_TAREAS POR REALIZAR_
1. Devuelve sin cambios el fragmento del texto sobre la reforma de la familia en Querétaro que va desde "Si bien la iniciativa" hasta "del partido conservador.".
2. Reanuda el texto sobre la reforma de la familia en Querétaro a partir de donde se detiene.

═══ TEXTO EXTRAÍDO ═══

Si bien la iniciativa no logró conseguir los votos necesarios para ser aprobada, si dejó una estela de conservadurismo en el ambiente político queretano.

Es importantísimo mencionar que las organizaciones de la sociedad civil fueron claves para detener la intentona de llevar a la Constitución local la moralidad y las creencias religiosas del partido conservador.

Con dicha propuesta se atentó contra los derechos de las miles de familias que no encajan en ese concepto de familia tradicional, como lo son las familias mono parentales y homo parentales y cualquier otro modelo familiar.

En términos prácticos esta reforma proponía que no se reconociera legalmente como familia a cualquier organización familiar no tradicional.

Y lo que quizá ignoren los diputados blanquiazules es que Querétaro es el estado con mayor número de divorcios en el país y que en la entidad hay más de 80 mil familias mono parentales y un 22 por ciento de hogares con mujeres como jefas de familia.

Pero no es ignorancia lo que nubla el trabajo legislativo de los panistas, sino su terquedad de llevar su ideología religiosa a las leyes mexicanas.

En varias ocasiones militantes de este partido han dicho que sólo hay un tipo de familia y que para que pueda ser considerada como tal debe tener en su estructura básica a una pareja compuesta por un hombre y una mujer, los hijos o hijas de ambos y estar consagrada por el matrimonio. Toda familia que no encaje en este modelo es calificada como familia disfuncional.

═══ FILAS MOSTRADAS ═══

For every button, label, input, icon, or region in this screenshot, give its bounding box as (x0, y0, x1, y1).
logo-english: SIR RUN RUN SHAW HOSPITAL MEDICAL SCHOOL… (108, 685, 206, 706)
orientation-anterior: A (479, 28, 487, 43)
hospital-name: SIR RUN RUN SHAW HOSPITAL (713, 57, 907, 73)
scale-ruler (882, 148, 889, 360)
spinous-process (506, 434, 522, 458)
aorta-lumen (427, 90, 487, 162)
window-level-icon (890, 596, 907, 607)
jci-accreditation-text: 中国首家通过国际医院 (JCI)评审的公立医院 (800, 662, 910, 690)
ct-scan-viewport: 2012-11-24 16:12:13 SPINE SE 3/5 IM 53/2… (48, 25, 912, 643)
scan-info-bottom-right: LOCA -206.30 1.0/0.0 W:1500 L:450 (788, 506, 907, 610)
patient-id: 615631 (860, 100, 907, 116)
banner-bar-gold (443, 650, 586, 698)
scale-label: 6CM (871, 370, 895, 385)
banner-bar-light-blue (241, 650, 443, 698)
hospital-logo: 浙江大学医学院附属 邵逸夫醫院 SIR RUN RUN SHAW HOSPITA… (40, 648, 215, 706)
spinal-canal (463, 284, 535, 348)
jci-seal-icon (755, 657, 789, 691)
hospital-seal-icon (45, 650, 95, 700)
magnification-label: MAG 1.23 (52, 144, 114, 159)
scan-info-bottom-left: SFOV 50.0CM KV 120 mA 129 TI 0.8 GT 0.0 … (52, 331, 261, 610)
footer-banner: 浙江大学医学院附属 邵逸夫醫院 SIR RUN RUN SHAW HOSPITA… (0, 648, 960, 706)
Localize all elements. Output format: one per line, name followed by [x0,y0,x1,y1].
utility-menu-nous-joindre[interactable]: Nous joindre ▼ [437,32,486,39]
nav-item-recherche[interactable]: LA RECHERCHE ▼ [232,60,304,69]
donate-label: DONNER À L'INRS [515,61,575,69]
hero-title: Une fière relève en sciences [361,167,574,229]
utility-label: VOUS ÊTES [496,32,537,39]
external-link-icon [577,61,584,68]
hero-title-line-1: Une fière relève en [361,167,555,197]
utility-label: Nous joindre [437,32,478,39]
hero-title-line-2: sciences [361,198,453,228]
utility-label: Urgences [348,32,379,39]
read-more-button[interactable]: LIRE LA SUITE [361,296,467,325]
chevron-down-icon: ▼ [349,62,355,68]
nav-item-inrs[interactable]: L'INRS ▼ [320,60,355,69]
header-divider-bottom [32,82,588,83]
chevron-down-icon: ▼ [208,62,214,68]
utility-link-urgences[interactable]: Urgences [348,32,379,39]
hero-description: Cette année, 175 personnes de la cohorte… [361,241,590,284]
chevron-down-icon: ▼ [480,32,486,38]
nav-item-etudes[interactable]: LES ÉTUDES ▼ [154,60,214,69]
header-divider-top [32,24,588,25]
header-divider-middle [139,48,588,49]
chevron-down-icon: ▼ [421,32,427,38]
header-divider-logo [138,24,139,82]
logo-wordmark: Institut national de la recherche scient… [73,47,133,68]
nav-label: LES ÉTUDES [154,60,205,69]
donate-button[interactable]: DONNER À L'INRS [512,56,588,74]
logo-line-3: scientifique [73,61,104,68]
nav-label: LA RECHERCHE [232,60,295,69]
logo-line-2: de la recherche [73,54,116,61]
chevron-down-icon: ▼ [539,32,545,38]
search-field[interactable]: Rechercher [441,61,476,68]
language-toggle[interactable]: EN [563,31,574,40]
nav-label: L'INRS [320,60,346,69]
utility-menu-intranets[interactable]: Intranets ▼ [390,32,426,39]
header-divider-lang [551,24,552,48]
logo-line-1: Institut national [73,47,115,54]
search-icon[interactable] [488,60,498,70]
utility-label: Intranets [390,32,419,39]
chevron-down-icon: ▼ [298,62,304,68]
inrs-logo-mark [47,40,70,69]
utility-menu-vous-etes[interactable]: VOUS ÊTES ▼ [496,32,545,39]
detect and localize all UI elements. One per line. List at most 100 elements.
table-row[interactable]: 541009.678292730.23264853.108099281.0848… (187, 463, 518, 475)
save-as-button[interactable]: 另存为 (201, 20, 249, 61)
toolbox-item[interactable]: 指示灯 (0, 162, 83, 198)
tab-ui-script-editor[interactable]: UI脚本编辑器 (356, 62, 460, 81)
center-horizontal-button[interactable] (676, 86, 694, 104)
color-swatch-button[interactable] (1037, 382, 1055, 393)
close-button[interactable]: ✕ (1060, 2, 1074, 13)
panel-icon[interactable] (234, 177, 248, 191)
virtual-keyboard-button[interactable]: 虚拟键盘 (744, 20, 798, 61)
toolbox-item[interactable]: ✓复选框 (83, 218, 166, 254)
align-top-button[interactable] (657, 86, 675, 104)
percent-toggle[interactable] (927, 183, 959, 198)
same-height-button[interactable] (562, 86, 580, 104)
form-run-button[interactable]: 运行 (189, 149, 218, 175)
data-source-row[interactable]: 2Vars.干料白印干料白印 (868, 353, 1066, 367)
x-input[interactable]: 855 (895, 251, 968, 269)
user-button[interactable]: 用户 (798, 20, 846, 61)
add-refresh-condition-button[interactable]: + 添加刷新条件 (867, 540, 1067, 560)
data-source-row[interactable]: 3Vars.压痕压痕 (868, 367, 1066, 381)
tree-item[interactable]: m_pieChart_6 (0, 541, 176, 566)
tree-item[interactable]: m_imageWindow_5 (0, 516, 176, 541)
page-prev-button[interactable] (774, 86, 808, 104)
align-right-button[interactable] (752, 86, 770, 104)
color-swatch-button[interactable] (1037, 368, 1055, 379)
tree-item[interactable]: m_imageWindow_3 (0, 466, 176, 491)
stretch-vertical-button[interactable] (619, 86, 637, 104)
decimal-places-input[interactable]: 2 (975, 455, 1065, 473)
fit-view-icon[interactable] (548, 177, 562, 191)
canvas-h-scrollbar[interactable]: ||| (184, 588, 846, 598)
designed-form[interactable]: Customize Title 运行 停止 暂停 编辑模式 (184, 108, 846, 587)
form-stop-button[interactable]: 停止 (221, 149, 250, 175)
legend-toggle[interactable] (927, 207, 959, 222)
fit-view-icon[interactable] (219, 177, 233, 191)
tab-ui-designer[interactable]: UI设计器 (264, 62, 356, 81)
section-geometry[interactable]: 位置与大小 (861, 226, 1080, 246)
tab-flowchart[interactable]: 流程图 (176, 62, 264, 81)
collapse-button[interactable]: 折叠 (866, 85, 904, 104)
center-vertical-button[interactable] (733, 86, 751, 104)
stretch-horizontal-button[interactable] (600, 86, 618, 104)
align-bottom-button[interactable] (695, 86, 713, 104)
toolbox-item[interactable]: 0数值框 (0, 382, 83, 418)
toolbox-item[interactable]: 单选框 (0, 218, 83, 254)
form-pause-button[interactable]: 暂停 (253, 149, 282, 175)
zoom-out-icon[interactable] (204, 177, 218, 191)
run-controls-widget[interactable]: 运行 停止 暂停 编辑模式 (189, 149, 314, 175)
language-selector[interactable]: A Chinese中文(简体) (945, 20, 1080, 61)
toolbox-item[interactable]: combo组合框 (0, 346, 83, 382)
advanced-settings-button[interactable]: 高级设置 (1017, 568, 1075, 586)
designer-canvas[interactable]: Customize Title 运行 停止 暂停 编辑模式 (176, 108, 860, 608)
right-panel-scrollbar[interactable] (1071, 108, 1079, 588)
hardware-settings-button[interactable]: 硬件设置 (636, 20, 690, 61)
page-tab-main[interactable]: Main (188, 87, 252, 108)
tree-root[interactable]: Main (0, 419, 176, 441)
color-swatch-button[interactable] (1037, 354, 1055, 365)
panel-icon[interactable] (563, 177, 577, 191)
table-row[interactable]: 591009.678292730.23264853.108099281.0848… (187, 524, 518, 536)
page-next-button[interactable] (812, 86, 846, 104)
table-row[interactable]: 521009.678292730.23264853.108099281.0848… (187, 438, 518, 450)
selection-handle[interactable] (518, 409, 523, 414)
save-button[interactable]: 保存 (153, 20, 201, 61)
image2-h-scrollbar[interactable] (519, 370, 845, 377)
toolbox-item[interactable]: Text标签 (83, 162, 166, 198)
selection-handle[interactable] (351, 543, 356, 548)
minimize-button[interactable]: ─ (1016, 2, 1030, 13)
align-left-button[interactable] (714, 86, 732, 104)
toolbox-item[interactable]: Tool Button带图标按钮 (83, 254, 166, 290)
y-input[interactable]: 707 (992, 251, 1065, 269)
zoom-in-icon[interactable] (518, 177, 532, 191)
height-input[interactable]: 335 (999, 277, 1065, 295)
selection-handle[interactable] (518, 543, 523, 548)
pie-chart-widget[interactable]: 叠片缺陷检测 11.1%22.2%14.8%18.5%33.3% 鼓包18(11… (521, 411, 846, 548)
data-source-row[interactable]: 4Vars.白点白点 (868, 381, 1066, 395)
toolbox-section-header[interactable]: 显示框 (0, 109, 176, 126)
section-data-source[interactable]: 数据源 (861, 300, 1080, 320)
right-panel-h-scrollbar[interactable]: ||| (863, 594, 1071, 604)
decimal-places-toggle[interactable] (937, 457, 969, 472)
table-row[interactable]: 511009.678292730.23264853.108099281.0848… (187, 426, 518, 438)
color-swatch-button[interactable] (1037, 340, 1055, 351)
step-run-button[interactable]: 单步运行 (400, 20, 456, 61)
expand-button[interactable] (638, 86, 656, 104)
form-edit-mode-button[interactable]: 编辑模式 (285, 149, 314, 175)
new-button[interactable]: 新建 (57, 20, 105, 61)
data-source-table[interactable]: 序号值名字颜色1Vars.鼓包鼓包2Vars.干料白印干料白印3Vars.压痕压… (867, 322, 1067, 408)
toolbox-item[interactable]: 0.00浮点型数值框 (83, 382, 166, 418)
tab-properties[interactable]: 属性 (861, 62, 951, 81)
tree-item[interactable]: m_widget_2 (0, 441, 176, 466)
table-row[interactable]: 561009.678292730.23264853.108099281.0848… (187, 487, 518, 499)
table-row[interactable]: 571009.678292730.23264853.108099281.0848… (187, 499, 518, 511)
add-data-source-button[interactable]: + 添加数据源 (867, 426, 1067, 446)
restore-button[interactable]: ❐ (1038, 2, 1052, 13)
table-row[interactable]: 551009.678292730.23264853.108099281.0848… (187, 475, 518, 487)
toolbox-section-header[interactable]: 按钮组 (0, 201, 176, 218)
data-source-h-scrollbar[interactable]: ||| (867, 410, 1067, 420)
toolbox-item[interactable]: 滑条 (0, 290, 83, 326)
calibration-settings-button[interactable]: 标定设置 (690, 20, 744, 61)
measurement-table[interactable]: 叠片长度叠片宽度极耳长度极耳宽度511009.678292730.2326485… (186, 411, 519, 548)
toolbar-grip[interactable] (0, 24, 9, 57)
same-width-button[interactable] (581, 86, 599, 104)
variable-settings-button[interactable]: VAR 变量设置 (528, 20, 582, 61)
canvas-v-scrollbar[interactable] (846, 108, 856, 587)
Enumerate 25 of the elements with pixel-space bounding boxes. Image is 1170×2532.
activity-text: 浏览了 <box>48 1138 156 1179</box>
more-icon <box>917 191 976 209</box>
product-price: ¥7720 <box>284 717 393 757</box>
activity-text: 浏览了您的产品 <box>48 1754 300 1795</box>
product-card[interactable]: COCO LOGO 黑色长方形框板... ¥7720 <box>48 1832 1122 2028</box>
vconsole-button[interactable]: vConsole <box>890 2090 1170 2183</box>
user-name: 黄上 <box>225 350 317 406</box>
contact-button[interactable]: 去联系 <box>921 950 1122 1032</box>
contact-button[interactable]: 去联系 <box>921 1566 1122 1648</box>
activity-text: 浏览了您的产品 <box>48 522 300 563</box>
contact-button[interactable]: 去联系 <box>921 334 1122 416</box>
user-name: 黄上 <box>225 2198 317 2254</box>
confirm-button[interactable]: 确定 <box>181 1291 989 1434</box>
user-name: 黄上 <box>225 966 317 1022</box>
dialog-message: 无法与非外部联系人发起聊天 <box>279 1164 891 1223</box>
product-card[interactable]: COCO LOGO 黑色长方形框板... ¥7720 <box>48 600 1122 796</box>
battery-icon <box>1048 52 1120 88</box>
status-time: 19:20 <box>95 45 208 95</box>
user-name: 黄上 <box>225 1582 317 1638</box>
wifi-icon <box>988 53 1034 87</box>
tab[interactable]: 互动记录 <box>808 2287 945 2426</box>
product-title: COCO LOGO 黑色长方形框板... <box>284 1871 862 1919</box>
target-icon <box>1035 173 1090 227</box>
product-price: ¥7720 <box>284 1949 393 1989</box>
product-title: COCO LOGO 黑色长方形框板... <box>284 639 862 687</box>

═══

_RESPUESTAS POR TAREA_
1.
Si bien la iniciativa no logró conseguir los votos necesarios para ser aprobada, si dejó una estela de conservadurismo en el ambiente político queretano.

Es importantísimo mencionar que las organizaciones de la sociedad civil fueron claves para detener la intentona de llevar a la Constitución local la moralidad y las creencias religiosas del partido conservador.

2.
Y para muestra un botón. El vocero de la diócesis de Querétaro, Saúl Ragoitia Vega, declaró que estaba de acuerdo con la modificación al artículo tercero, pues dijo que si la familia no se conformaba por un hombre y una mujer, no se estaba hablando entonces de nada.

La intención de los diputados panistas es entonces todo menos desconocimiento de la realidad en la que viven, es más bien deprecio por el presente y añoranza de tiempos en los que el gobierno tenía que rendirle cuentas a la jerarquía católica.

Entonces hay que explicarles a nuestros diputados que la composición de las familias actuales es muy diversa, pues existen parejas sin hijos, los padres y madres sin cónyuge, las integradas por una persona, las integradas por personas del mismo sexo, las personas unidas en segundas nupcias, y las integradas por diversas generaciones o por personas que no son parientes.

Hay que recordarle a Martínez Ortiz y compañía que el sentido de la palabra “familia” no tiene que ver con un parentesco de consanguinidad, sino con sentimientos tales como el amor, la convivencia, la solidaridad y la cooperación de quienes viven juntos en el mismo espacio.

Es cierto, y eso es innegable, las familias son el grupo primario de convivencia, seguridad, protección y afecto de los seres humanos y eso hay que defenderlo; es en su interior donde se inculcan los valores para la vida democrática y ciudadana como la libertad, la solidaridad, la equidad, el respeto, la igualdad y la tolerancia.

Pero también es cierto que los gobiernos deben respetar y garantizar el derecho que tenemos todas las personas a decidir con quién compartimos nuestros afectos y nuestro patrimonio, independientemente de que la familia se constituya por padres o madres sin cónyuge, un hombre y una mujer sin hijos, por una pareja de homosexuales, lesbianas o bisexuales o por personas unidas en segundas nupcias o integrada por diversas generaciones.

Por eso ya no podemos seguir hablando de un modelo único de familia, sino de “familias” y buscar desde las organizaciones civiles y la sociedad en general que la legislación actual en efecto cambie, pero no para acotar, sino para que reconozcan los diversos arreglos familiares más allá de la consanguinidad y se garantice la libertad de elección y de conciencia y el pleno respeto a los derechos humanos de todas las personas.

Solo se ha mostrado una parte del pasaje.